EXERCISE DESCRIPTION => Extract each line bearing the word "Altenheim".

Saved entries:
════════
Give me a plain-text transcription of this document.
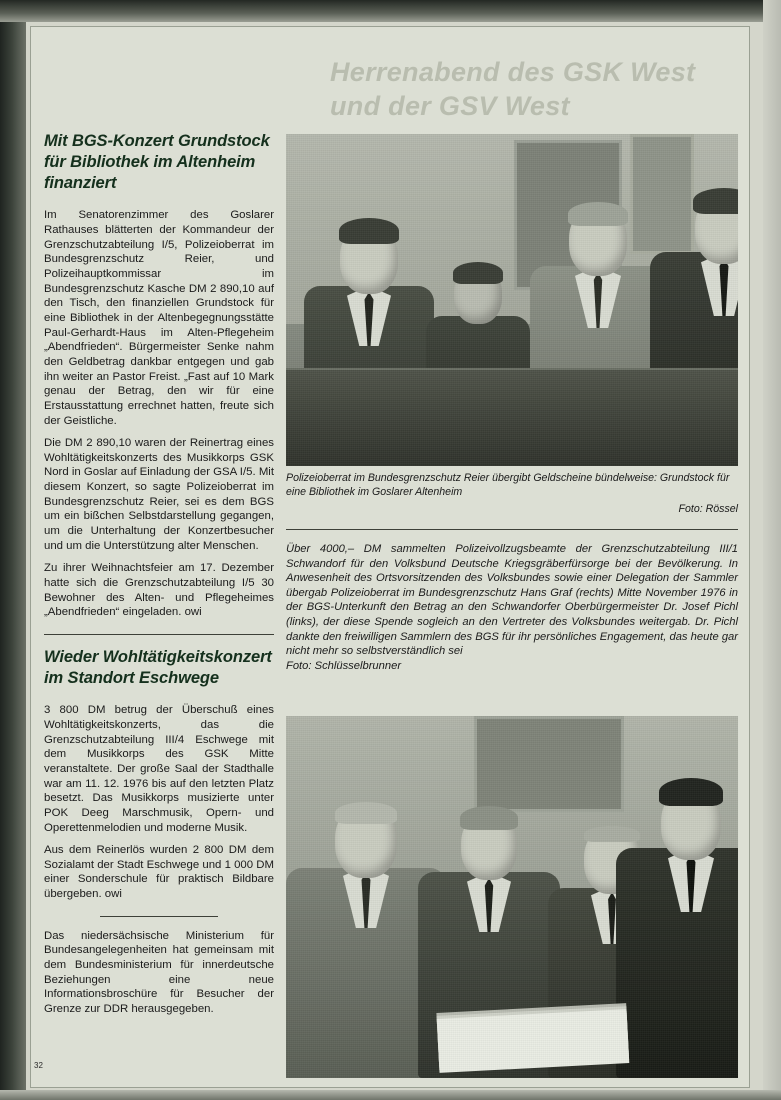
Herrenabend des GSK West und der GSV West
Mit BGS-Konzert Grundstock für Bibliothek im Altenheim finanziert

Im Senatorenzimmer des Goslarer Rathauses blätterten der Kommandeur der Grenzschutzabteilung I/5, Polizeioberrat im Bundesgrenzschutz Reier, und Polizeihauptkommissar im Bundesgrenzschutz Kasche DM 2 890,10 auf den Tisch, den finanziellen Grundstock für eine Bibliothek in der Altenbegegnungsstätte Paul-Gerhardt-Haus im Alten-Pflegeheim „Abendfrieden“. Bürgermeister Senke nahm den Geldbetrag dankbar entgegen und gab ihn weiter an Pastor Freist. „Fast auf 10 Mark genau der Betrag, den wir für eine Erstausstattung errechnet hatten, freute sich der Geistliche.

Die DM 2 890,10 waren der Reinertrag eines Wohltätigkeitskonzerts des Musikkorps GSK Nord in Goslar auf Einladung der GSA I/5. Mit diesem Konzert, so sagte Polizeioberrat im Bundesgrenzschutz Reier, sei es dem BGS um ein bißchen Selbstdarstellung gegangen, um die Unterhaltung der Konzertbesucher und um die Unterstützung alter Menschen.

Zu ihrer Weihnachtsfeier am 17. Dezember hatte sich die Grenzschutzabteilung I/5 30 Bewohner des Alten- und Pflegeheimes „Abendfrieden“ eingeladen. owi

Wieder Wohltätigkeitskonzert im Standort Eschwege

3 800 DM betrug der Überschuß eines Wohltätigkeitskonzerts, das die Grenzschutzabteilung III/4 Eschwege mit dem Musikkorps des GSK Mitte veranstaltete. Der große Saal der Stadthalle war am 11. 12. 1976 bis auf den letzten Platz besetzt. Das Musikkorps musizierte unter POK Deeg Marschmusik, Opern- und Operettenmelodien und moderne Musik.

Aus dem Reinerlös wurden 2 800 DM dem Sozialamt der Stadt Eschwege und 1 000 DM einer Sonderschule für praktisch Bildbare übergeben. owi

Das niedersächsische Ministerium für Bundesangelegenheiten hat gemeinsam mit dem Bundesministerium für innerdeutsche Beziehungen eine neue Informationsbroschüre für Besucher der Grenze zur DDR herausgegeben.

Polizeioberrat im Bundesgrenzschutz Reier übergibt Geldscheine bündelweise: Grundstock für eine Bibliothek im Goslarer Altenheim

Foto: Rössel

Über 4000,– DM sammelten Polizeivollzugsbeamte der Grenzschutzabteilung III/1 Schwandorf für den Volksbund Deutsche Kriegsgräberfürsorge bei der Bevölkerung. In Anwesenheit des Ortsvorsitzenden des Volksbundes sowie einer Delegation der Sammler übergab Polizeioberrat im Bundesgrenzschutz Hans Graf (rechts) Mitte November 1976 in der BGS-Unterkunft den Betrag an den Schwandorfer Oberbürgermeister Dr. Josef Pichl (links), der diese Spende sogleich an den Vertreter des Volksbundes weitergab. Dr. Pichl dankte den freiwilligen Sammlern des BGS für ihr persönliches Engagement, das heute gar nicht mehr so selbstverständlich sei

Foto: Schlüsselbrunner

32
════════
ANSWER BELOW =>
Mit BGS-Konzert Grundstock für Bibliothek im Altenheim finanziert
Polizeioberrat im Bundesgrenzschutz Reier übergibt Geldscheine bündelweise: Grundstock für eine Bibliothek im Goslarer Altenheim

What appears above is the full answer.